Problem: Copy out each line featuring the string "structured" from the entries beneath.

Data rows:
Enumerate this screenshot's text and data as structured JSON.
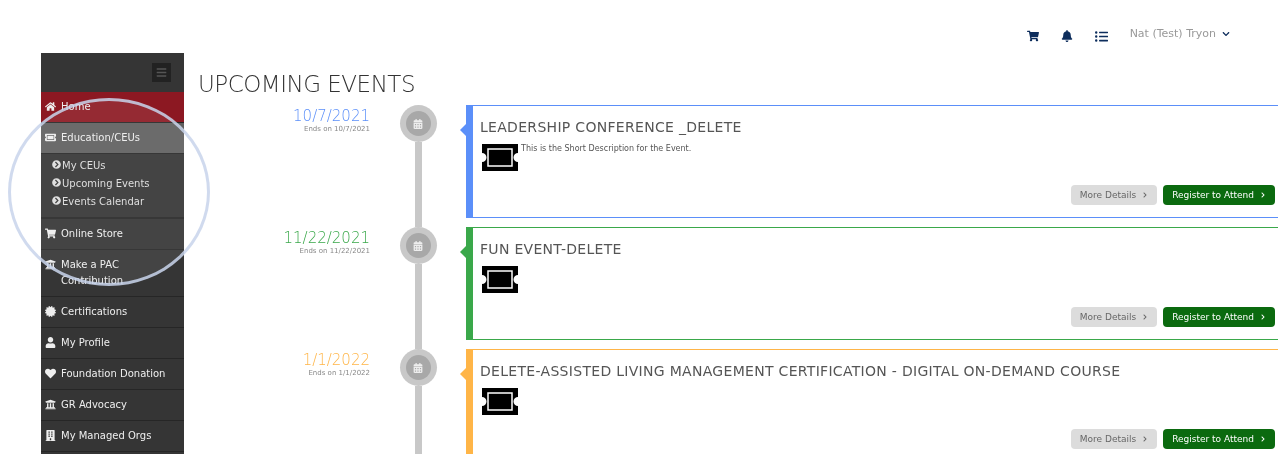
{
  "header": {
    "user": "Nat (Test) Tryon"
  },
  "sidebar": {
    "items": [
      {
        "label": "Home",
        "selected": true,
        "expanded": false
      },
      {
        "label": "Education/CEUs",
        "selected": false,
        "expanded": true,
        "children": [
          {
            "label": "My CEUs"
          },
          {
            "label": "Upcoming Events"
          },
          {
            "label": "Events Calendar"
          }
        ]
      },
      {
        "label": "Online Store",
        "selected": false,
        "expanded": false
      },
      {
        "label": "Make a PAC Contribution",
        "selected": false,
        "expanded": false
      },
      {
        "label": "Certifications",
        "selected": false,
        "expanded": false
      },
      {
        "label": "My Profile",
        "selected": false,
        "expanded": false
      },
      {
        "label": "Foundation Donation",
        "selected": false,
        "expanded": false
      },
      {
        "label": "GR Advocacy",
        "selected": false,
        "expanded": false
      },
      {
        "label": "My Managed Orgs",
        "selected": false,
        "expanded": false
      }
    ]
  },
  "page": {
    "title": "UPCOMING EVENTS"
  },
  "events": [
    {
      "date": "10/7/2021",
      "ends": "Ends on 10/7/2021",
      "color": "#5b8ff9",
      "title": "LEADERSHIP CONFERENCE _DELETE",
      "description": "This is the Short Description for the Event.",
      "more": "More Details",
      "register": "Register to Attend"
    },
    {
      "date": "11/22/2021",
      "ends": "Ends on 11/22/2021",
      "color": "#3aa84a",
      "title": "FUN EVENT-DELETE",
      "more": "More Details",
      "register": "Register to Attend"
    },
    {
      "date": "1/1/2022",
      "ends": "Ends on 1/1/2022",
      "color": "#ffb547",
      "title": "DELETE-ASSISTED LIVING MANAGEMENT CERTIFICATION - DIGITAL ON-DEMAND COURSE",
      "more": "More Details",
      "register": "Register to Attend"
    }
  ]
}
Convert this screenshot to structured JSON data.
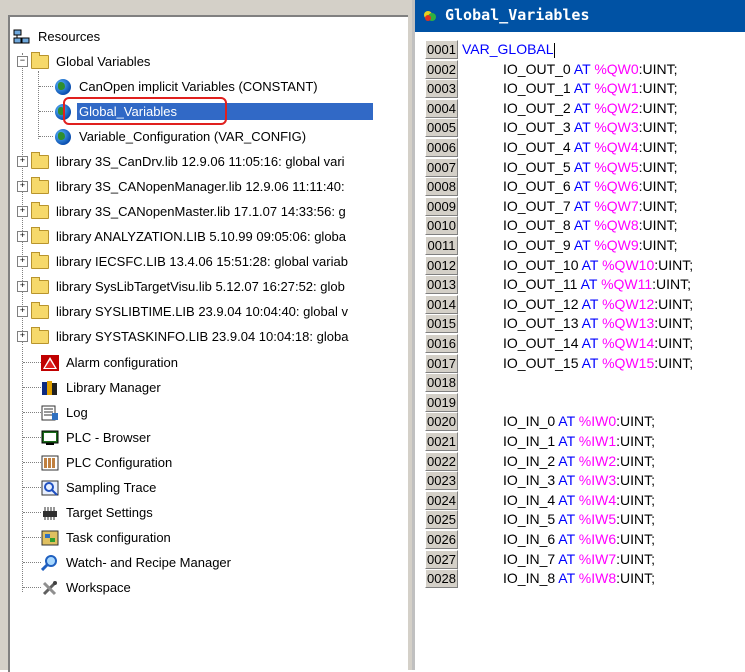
{
  "tree": {
    "root": "Resources",
    "global_variables": "Global Variables",
    "gv_children": [
      "CanOpen implicit Variables (CONSTANT)",
      "Global_Variables",
      "Variable_Configuration (VAR_CONFIG)"
    ],
    "libraries": [
      "library 3S_CanDrv.lib 12.9.06 11:05:16: global vari",
      "library 3S_CANopenManager.lib 12.9.06 11:11:40:",
      "library 3S_CANopenMaster.lib 17.1.07 14:33:56: g",
      "library ANALYZATION.LIB 5.10.99 09:05:06: globa",
      "library IECSFC.LIB 13.4.06 15:51:28: global variab",
      "library SysLibTargetVisu.lib 5.12.07 16:27:52: glob",
      "library SYSLIBTIME.LIB 23.9.04 10:04:40: global v",
      "library SYSTASKINFO.LIB 23.9.04 10:04:18: globa"
    ],
    "resources": [
      "Alarm configuration",
      "Library Manager",
      "Log",
      "PLC - Browser",
      "PLC Configuration",
      "Sampling Trace",
      "Target Settings",
      "Task configuration",
      "Watch- and Recipe Manager",
      "Workspace"
    ]
  },
  "editor": {
    "title": "Global_Variables",
    "line_numbers": [
      "0001",
      "0002",
      "0003",
      "0004",
      "0005",
      "0006",
      "0007",
      "0008",
      "0009",
      "0010",
      "0011",
      "0012",
      "0013",
      "0014",
      "0015",
      "0016",
      "0017",
      "0018",
      "0019",
      "0020",
      "0021",
      "0022",
      "0023",
      "0024",
      "0025",
      "0026",
      "0027",
      "0028"
    ],
    "header": "VAR_GLOBAL",
    "at": "AT",
    "lines": [
      {
        "name": "IO_OUT_0",
        "addr": "%QW0",
        "type": ":UINT;"
      },
      {
        "name": "IO_OUT_1",
        "addr": "%QW1",
        "type": ":UINT;"
      },
      {
        "name": "IO_OUT_2",
        "addr": "%QW2",
        "type": ":UINT;"
      },
      {
        "name": "IO_OUT_3",
        "addr": "%QW3",
        "type": ":UINT;"
      },
      {
        "name": "IO_OUT_4",
        "addr": "%QW4",
        "type": ":UINT;"
      },
      {
        "name": "IO_OUT_5",
        "addr": "%QW5",
        "type": ":UINT;"
      },
      {
        "name": "IO_OUT_6",
        "addr": "%QW6",
        "type": ":UINT;"
      },
      {
        "name": "IO_OUT_7",
        "addr": "%QW7",
        "type": ":UINT;"
      },
      {
        "name": "IO_OUT_8",
        "addr": "%QW8",
        "type": ":UINT;"
      },
      {
        "name": "IO_OUT_9",
        "addr": "%QW9",
        "type": ":UINT;"
      },
      {
        "name": "IO_OUT_10",
        "addr": "%QW10",
        "type": ":UINT;"
      },
      {
        "name": "IO_OUT_11",
        "addr": "%QW11",
        "type": ":UINT;"
      },
      {
        "name": "IO_OUT_12",
        "addr": "%QW12",
        "type": ":UINT;"
      },
      {
        "name": "IO_OUT_13",
        "addr": "%QW13",
        "type": ":UINT;"
      },
      {
        "name": "IO_OUT_14",
        "addr": "%QW14",
        "type": ":UINT;"
      },
      {
        "name": "IO_OUT_15",
        "addr": "%QW15",
        "type": ":UINT;"
      },
      null,
      null,
      {
        "name": "IO_IN_0",
        "addr": "%IW0",
        "type": ":UINT;"
      },
      {
        "name": "IO_IN_1",
        "addr": "%IW1",
        "type": ":UINT;"
      },
      {
        "name": "IO_IN_2",
        "addr": "%IW2",
        "type": ":UINT;"
      },
      {
        "name": "IO_IN_3",
        "addr": "%IW3",
        "type": ":UINT;"
      },
      {
        "name": "IO_IN_4",
        "addr": "%IW4",
        "type": ":UINT;"
      },
      {
        "name": "IO_IN_5",
        "addr": "%IW5",
        "type": ":UINT;"
      },
      {
        "name": "IO_IN_6",
        "addr": "%IW6",
        "type": ":UINT;"
      },
      {
        "name": "IO_IN_7",
        "addr": "%IW7",
        "type": ":UINT;"
      },
      {
        "name": "IO_IN_8",
        "addr": "%IW8",
        "type": ":UINT;"
      }
    ]
  },
  "colors": {
    "title_bar": "#0052a4",
    "selection": "#3169c6",
    "keyword": "#0000ff",
    "address": "#ff00ff",
    "highlight_box": "#e0201e"
  }
}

Response to the exercise:
Enumerate this screenshot's text and data as structured JSON.
Convert this screenshot to structured JSON data.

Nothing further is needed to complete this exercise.